Reproduce the following records exactly from the line containing "OCR this image." onward, ending with the last line and including it.

>> Begin Entries provided

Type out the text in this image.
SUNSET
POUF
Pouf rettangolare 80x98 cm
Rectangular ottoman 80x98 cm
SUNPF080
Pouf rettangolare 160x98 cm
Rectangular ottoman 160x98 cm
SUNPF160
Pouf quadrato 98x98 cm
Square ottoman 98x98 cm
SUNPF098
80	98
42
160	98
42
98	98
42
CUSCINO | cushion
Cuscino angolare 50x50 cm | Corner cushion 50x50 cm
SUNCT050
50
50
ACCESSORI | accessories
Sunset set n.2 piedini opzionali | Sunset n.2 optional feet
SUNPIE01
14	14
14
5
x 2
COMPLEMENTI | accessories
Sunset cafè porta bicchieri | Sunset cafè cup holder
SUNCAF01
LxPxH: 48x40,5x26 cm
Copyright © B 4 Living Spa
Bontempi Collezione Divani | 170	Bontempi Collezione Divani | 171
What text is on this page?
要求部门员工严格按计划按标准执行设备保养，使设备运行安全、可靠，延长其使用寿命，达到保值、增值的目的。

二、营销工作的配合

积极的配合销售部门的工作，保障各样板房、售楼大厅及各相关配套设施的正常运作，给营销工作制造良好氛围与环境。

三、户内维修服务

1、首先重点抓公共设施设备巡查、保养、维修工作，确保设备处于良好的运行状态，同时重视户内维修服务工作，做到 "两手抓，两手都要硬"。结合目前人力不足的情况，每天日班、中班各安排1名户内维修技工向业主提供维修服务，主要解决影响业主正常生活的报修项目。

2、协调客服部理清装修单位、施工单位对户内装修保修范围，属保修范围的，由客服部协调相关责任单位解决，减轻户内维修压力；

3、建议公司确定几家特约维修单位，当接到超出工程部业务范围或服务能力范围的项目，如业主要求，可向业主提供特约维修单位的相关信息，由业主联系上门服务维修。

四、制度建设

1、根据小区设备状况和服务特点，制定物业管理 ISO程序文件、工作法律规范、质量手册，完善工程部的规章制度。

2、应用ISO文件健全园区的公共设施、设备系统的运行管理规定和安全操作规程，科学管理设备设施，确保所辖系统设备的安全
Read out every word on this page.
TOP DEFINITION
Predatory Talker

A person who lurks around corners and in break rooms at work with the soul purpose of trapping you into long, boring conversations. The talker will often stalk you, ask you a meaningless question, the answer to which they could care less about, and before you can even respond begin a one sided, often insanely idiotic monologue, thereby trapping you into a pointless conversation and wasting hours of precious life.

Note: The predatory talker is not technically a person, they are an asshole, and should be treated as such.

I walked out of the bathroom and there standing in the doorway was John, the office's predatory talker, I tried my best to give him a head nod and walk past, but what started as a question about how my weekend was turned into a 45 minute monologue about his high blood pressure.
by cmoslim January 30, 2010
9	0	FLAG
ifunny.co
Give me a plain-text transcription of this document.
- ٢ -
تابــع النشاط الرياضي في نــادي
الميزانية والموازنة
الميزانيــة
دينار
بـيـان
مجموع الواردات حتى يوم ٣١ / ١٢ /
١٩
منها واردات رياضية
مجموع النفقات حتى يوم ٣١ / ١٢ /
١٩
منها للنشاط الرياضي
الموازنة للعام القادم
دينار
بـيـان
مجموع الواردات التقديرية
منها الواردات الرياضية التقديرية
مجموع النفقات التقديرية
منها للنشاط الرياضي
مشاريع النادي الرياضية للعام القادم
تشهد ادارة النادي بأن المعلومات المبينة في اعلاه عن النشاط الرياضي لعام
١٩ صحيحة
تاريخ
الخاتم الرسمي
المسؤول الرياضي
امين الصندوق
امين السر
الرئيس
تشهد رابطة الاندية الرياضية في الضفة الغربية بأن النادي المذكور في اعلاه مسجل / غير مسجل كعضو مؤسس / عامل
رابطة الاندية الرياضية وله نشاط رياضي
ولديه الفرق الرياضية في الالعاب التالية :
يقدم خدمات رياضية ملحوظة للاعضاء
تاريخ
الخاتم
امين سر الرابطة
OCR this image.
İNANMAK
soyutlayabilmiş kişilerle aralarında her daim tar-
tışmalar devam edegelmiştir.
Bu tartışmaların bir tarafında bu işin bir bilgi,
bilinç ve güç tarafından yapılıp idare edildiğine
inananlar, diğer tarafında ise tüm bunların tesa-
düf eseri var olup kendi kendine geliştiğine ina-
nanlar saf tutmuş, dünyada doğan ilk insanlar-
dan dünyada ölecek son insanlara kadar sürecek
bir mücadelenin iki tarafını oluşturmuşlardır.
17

>> End Entries provided

- Output of the exercise:
OCR this image.
İNANMAK
soyutlayabilmiş kişilerle aralarında her daim tar-
tışmalar devam edegelmiştir.
Bu tartışmaların bir tarafında bu işin bir bilgi,
bilinç ve güç tarafından yapılıp idare edildiğine
inananlar, diğer tarafında ise tüm bunların tesa-
düf eseri var olup kendi kendine geliştiğine ina-
nanlar saf tutmuş, dünyada doğan ilk insanlar-
dan dünyada ölecek son insanlara kadar sürecek
bir mücadelenin iki tarafını oluşturmuşlardır.
17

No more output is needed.